Dataset records on visual material

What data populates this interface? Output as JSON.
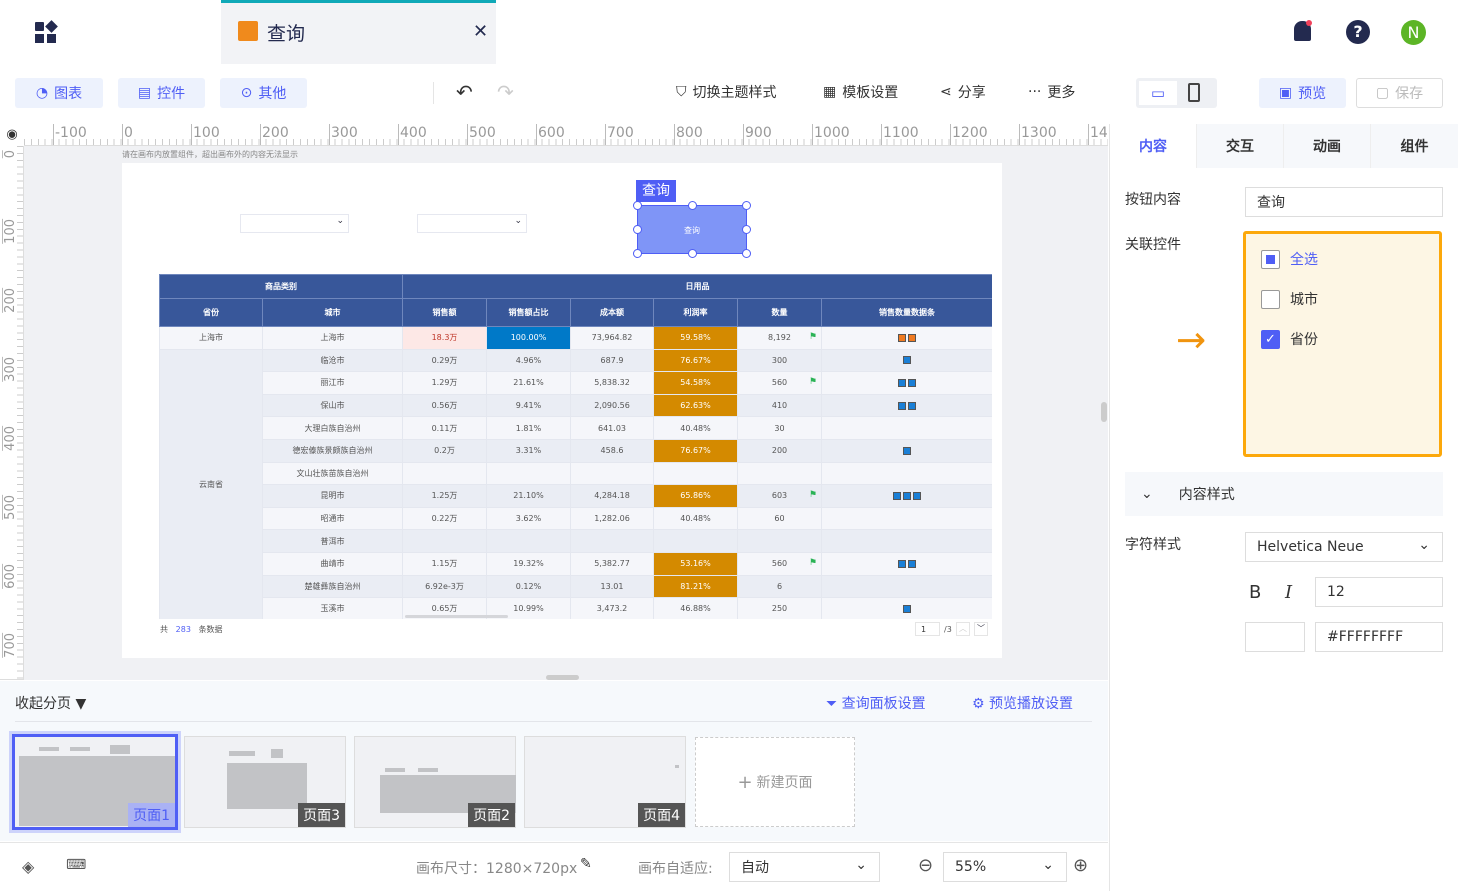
{
  "header": {
    "tab_title": "查询",
    "notifications_icon": "bell-icon",
    "help_icon": "help-icon",
    "avatar_letter": "N"
  },
  "toolbar": {
    "chart": "图表",
    "control": "控件",
    "other": "其他",
    "theme": "切换主题样式",
    "template": "模板设置",
    "share": "分享",
    "more": "更多",
    "preview": "预览",
    "save": "保存"
  },
  "ruler": {
    "top_ticks": [
      "-100",
      "0",
      "100",
      "200",
      "300",
      "400",
      "500",
      "600",
      "700",
      "800",
      "900",
      "1000",
      "1100",
      "1200",
      "1300",
      "140"
    ],
    "left_ticks": [
      "0",
      "100",
      "200",
      "300",
      "400",
      "500",
      "600",
      "700"
    ]
  },
  "canvas": {
    "hint": "请在画布内放置组件，超出画布外的内容无法显示",
    "query_tag": "查询",
    "query_button": "查询"
  },
  "table": {
    "group_headers": [
      "商品类别",
      "日用品"
    ],
    "columns": [
      "省份",
      "城市",
      "销售额",
      "销售额占比",
      "成本额",
      "利润率",
      "数量",
      "销售数量数据条"
    ],
    "rows": [
      {
        "province": "上海市",
        "city": "上海市",
        "sales": "18.3万",
        "share": "100.00%",
        "cost": "73,964.82",
        "margin": "59.58%",
        "margin_hl": true,
        "qty": "8,192",
        "flag": true,
        "bars": 2,
        "bar_color": "#f07a20"
      },
      {
        "province": "云南省",
        "city": "临沧市",
        "sales": "0.29万",
        "share": "4.96%",
        "cost": "687.9",
        "margin": "76.67%",
        "margin_hl": true,
        "qty": "300",
        "flag": false,
        "bars": 1
      },
      {
        "city": "丽江市",
        "sales": "1.29万",
        "share": "21.61%",
        "cost": "5,838.32",
        "margin": "54.58%",
        "margin_hl": true,
        "qty": "560",
        "flag": true,
        "bars": 2
      },
      {
        "city": "保山市",
        "sales": "0.56万",
        "share": "9.41%",
        "cost": "2,090.56",
        "margin": "62.63%",
        "margin_hl": true,
        "qty": "410",
        "flag": false,
        "bars": 2
      },
      {
        "city": "大理白族自治州",
        "sales": "0.11万",
        "share": "1.81%",
        "cost": "641.03",
        "margin": "40.48%",
        "margin_hl": false,
        "qty": "30",
        "flag": false,
        "bars": 0
      },
      {
        "city": "德宏傣族景颇族自治州",
        "sales": "0.2万",
        "share": "3.31%",
        "cost": "458.6",
        "margin": "76.67%",
        "margin_hl": true,
        "qty": "200",
        "flag": false,
        "bars": 1
      },
      {
        "city": "文山壮族苗族自治州",
        "sales": "",
        "share": "",
        "cost": "",
        "margin": "",
        "margin_hl": false,
        "qty": "",
        "flag": false,
        "bars": 0
      },
      {
        "city": "昆明市",
        "sales": "1.25万",
        "share": "21.10%",
        "cost": "4,284.18",
        "margin": "65.86%",
        "margin_hl": true,
        "qty": "603",
        "flag": true,
        "bars": 3
      },
      {
        "city": "昭通市",
        "sales": "0.22万",
        "share": "3.62%",
        "cost": "1,282.06",
        "margin": "40.48%",
        "margin_hl": false,
        "qty": "60",
        "flag": false,
        "bars": 0
      },
      {
        "city": "普洱市",
        "sales": "",
        "share": "",
        "cost": "",
        "margin": "",
        "margin_hl": false,
        "qty": "",
        "flag": false,
        "bars": 0
      },
      {
        "city": "曲靖市",
        "sales": "1.15万",
        "share": "19.32%",
        "cost": "5,382.77",
        "margin": "53.16%",
        "margin_hl": true,
        "qty": "560",
        "flag": true,
        "bars": 2
      },
      {
        "city": "楚雄彝族自治州",
        "sales": "6.92e-3万",
        "share": "0.12%",
        "cost": "13.01",
        "margin": "81.21%",
        "margin_hl": true,
        "qty": "6",
        "flag": false,
        "bars": 0
      },
      {
        "city": "玉溪市",
        "sales": "0.65万",
        "share": "10.99%",
        "cost": "3,473.2",
        "margin": "46.88%",
        "margin_hl": false,
        "qty": "250",
        "flag": false,
        "bars": 1
      }
    ],
    "footer": {
      "prefix": "共",
      "count": "283",
      "suffix": "条数据",
      "page": "1",
      "total_pages": "/3"
    }
  },
  "panel": {
    "tabs": [
      "内容",
      "交互",
      "动画",
      "组件"
    ],
    "button_content_label": "按钮内容",
    "button_content_value": "查询",
    "linked_label": "关联控件",
    "linked_options": [
      {
        "label": "全选",
        "state": "partial"
      },
      {
        "label": "城市",
        "state": "unchecked"
      },
      {
        "label": "省份",
        "state": "checked"
      }
    ],
    "content_style": "内容样式",
    "font_label": "字符样式",
    "font_value": "Helvetica Neue",
    "bold": "B",
    "italic": "I",
    "font_size": "12",
    "color_value": "#FFFFFFFF"
  },
  "pages": {
    "collapse": "收起分页",
    "query_panel": "查询面板设置",
    "preview_play": "预览播放设置",
    "items": [
      "页面1",
      "页面3",
      "页面2",
      "页面4"
    ],
    "new_page": "新建页面"
  },
  "footer": {
    "canvas_size": "画布尺寸：1280×720px",
    "adapt_label": "画布自适应:",
    "adapt_value": "自动",
    "zoom": "55%"
  }
}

TO DO = Find the string "icon" in the records, then copy each line where it occurs.

WRITTEN RESPONSE =
    "notifications_icon": "bell-icon",
    "help_icon": "help-icon",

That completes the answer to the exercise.